As autoras mostram, logo no início de "As asas de Eros", o que aparentava ser Heidegger, até a publicação de correspondência com Arendt, através das palavras de Karl Jaspers: "Heidegger era sem amor, logo tãopouco amável em seu estilo".
Depois da publicidade das cartas trocadas, ficamos conhecendo um Heidegger mais "doce", talvez até chegando a discordar de que era "sem amor", como dissera Jaspers.
O livro apresenta um pouco da história do amor do alemão e da judia filósofos. Porém, ao lado da representação desse ícone da ideia de amor, vêm à tona outras coisas que parecem, em conjunto, diminuir, pelo menos um pouco, a força desse sentimento em Heidegger.
Duas belas citações são feitas sobre o amor. A primeira é de Santo Agostinho - que também aparece numa nota de rodapé de "Ser e tempo": "Não se penetra na verdade a não ser pelo amor". A segunda é de Max Scheler: "O homem, antes de um ser pensante ou um ser volitivo, é um ser amante". Essa segunda citação é apresentada a fim de explicar que nas últimas aulas de Marburg, verão de 1928, Heidegger fizera referência às reflexões trocadas com Scheler.
O livro apresenta a tese do filósofo italiano Giorgio Agamben, que "sustenta que, se Heidegger recorre a Santo Agostinho e a Scheler, isso signifca que o amor é para ele o modo de abertura mais originária do que qualquer conhecimento. E, num certo sentido, 'o problema central de Ser e tempo'".
Eu não conheço o embasamento da tese de Agamben, mas acho difícil reconhecer isso no texto heideggeriano.
De qualquer forma, as passagens do livro referentes à troca de correspondência entre os dois é muito bonita. Numa delas está registrado o que Heidegger escreve à sua aluna: "Tal como és por inteiro, e tal como irás permanecer, é assim que te amo".
Triste perceber a complexidade do amor entre os dois. O livro registra: "Vivem sua relação na clandestinidade. Ele é 17 anos mais velho, é casado e já tem dois filhos. Ela é uma aluna de apenas 18 anos. Legitimamente, Hannah preocupava-se com seu futuro. Para ele, ao contrário, os questionamentos eram vãos, o amor não deixava outra escolha senão 'nos abrir um para o outro e deixar ser o que é'". Um pouco adiante, diz: "Se não resta dúvida de que Heidegger a amou e, impelindo-a a ser livre, ajudou-a a se afirmar, nem por isso deixou de recusar obstinadamente mudar o curso de sua vida por ela. Tinham, decerto, um mundo a dois, mas um mundo circunscrito a momentos fugazes... Ela queria viver a seu lado. Ele pretendia que ela continuasse a ser sua felicidade egoísta e a inspirar suas invenções teóricas. Abandonar a esposa estava fora de questão. Então Hannah partiu".

• DADOS FORNECIDOS:
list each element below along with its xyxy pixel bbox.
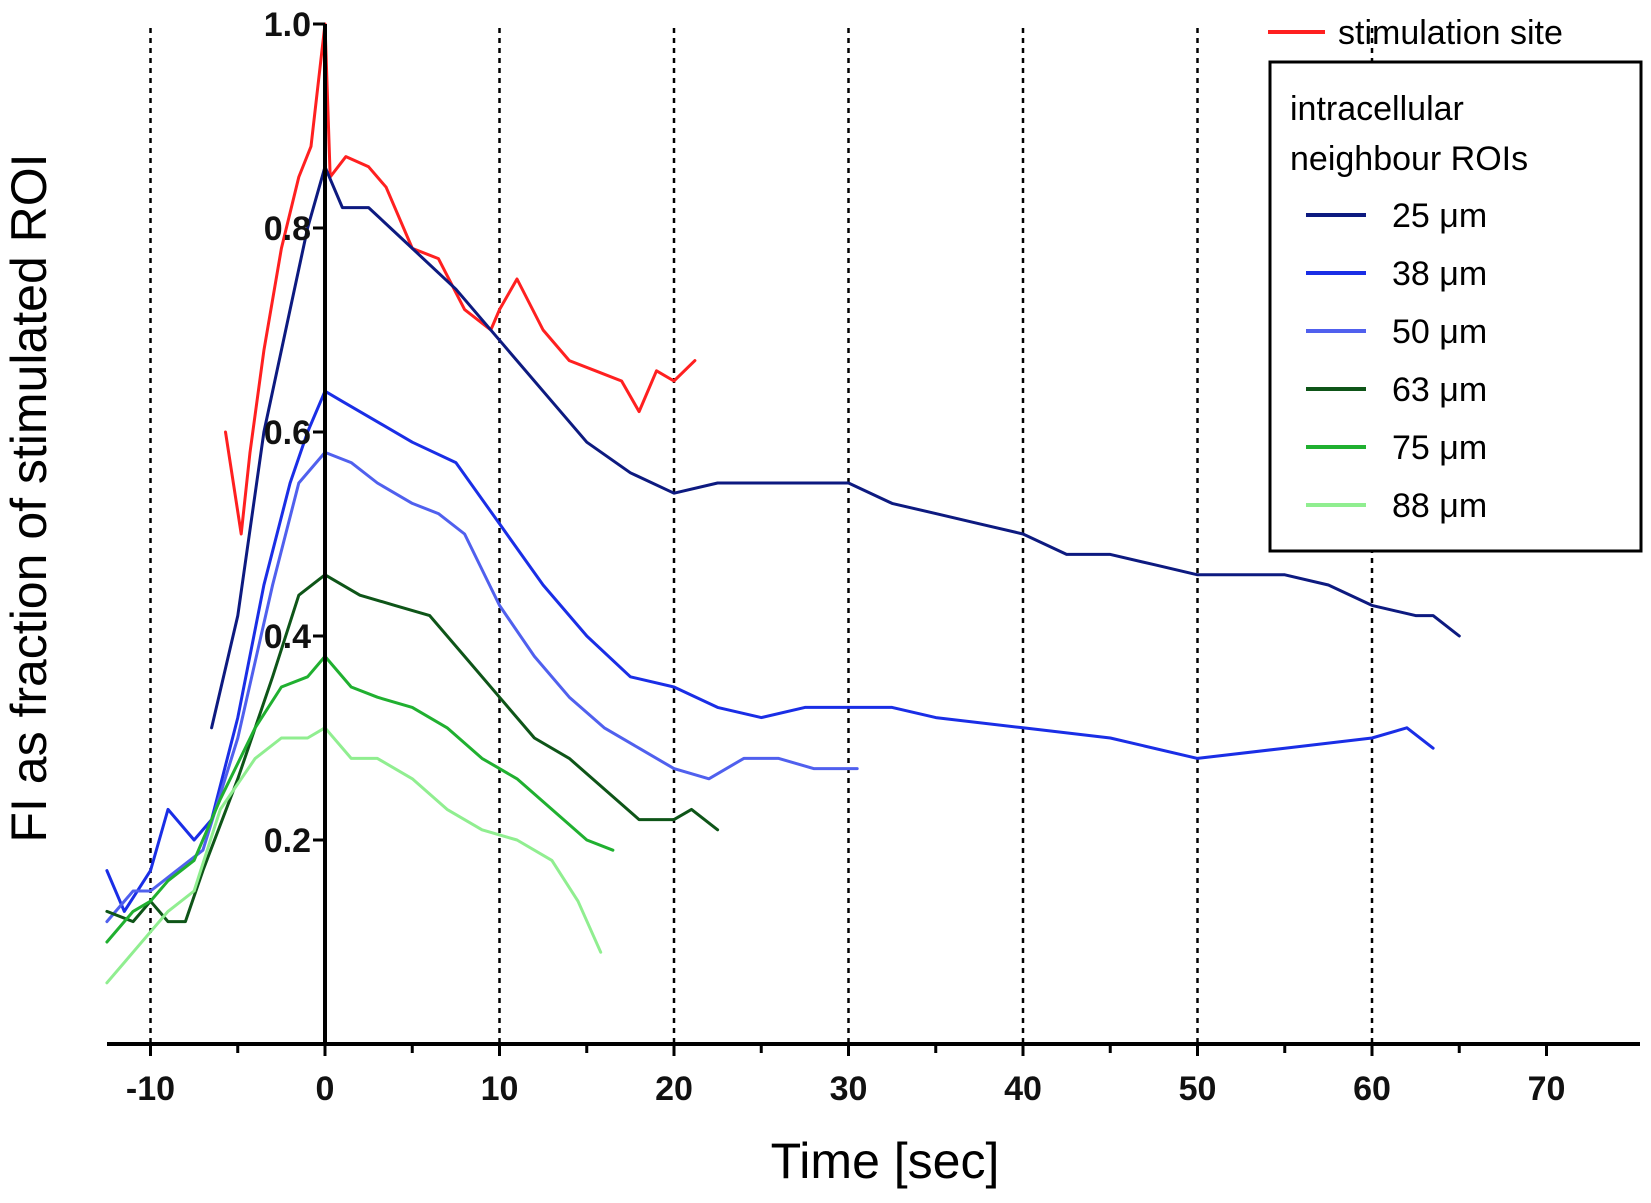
...
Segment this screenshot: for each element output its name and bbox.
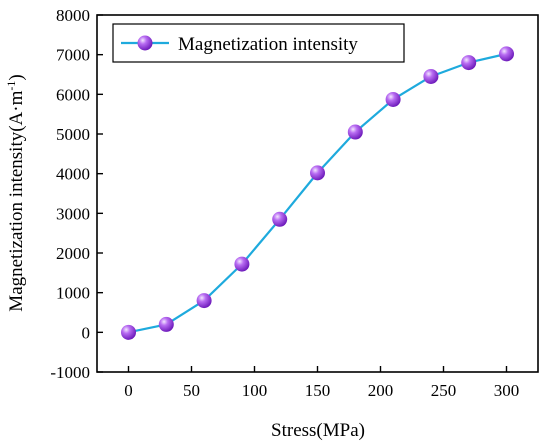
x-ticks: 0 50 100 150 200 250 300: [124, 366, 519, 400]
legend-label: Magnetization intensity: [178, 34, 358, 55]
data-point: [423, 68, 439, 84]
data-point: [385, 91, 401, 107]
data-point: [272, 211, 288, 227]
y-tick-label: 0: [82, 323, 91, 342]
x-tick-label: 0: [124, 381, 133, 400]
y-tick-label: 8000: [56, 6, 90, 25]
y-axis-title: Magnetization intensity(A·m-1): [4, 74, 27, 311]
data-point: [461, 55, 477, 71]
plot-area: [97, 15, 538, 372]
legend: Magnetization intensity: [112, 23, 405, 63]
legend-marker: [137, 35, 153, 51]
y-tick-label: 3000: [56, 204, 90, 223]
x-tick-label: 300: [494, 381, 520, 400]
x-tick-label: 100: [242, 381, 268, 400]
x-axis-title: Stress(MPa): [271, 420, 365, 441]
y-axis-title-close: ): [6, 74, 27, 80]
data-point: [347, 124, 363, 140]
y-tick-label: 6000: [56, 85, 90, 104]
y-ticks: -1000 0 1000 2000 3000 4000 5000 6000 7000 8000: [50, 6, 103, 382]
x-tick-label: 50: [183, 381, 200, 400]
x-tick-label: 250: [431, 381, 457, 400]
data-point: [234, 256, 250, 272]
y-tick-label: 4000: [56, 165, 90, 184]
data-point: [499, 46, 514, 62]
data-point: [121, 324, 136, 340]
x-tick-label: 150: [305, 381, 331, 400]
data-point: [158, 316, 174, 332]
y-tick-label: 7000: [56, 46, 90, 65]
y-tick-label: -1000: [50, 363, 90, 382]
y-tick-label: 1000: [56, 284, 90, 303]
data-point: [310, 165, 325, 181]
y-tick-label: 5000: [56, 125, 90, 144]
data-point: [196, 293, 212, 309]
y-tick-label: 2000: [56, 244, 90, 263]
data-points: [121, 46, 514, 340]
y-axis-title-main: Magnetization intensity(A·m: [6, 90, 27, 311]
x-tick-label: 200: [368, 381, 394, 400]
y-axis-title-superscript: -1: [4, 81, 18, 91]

• TAREFA 1:
Repita, sem alterar nada, o segmento do trecho fornecido que vai de "O livro apresenta um" até "trocadas com Scheler.".
• TAREFA 2:
Passe para o inglês esta frase do trecho fornecido: "Eu não conheço o embasamento da tese de Agamben, mas acho difícil reconhecer isso no texto heideggeriano."
A listagem não tem nenhum papel nesta atividade.

• RESPOSTA ESCRITA 1:
O livro apresenta um pouco da história do amor do alemão e da judia filósofos. Porém, ao lado da representação desse ícone da ideia de amor, vêm à tona outras coisas que parecem, em conjunto, diminuir, pelo menos um pouco, a força desse sentimento em Heidegger.
Duas belas citações são feitas sobre o amor. A primeira é de Santo Agostinho - que também aparece numa nota de rodapé de "Ser e tempo": "Não se penetra na verdade a não ser pelo amor". A segunda é de Max Scheler: "O homem, antes de um ser pensante ou um ser volitivo, é um ser amante". Essa segunda citação é apresentada a fim de explicar que nas últimas aulas de Marburg, verão de 1928, Heidegger fizera referência às reflexões trocadas com Scheler.

• RESPOSTA ESCRITA 2:
I am not familiar with the grounds of Agamben's thesis, but I find it hard to recognize this in Heidegger's text.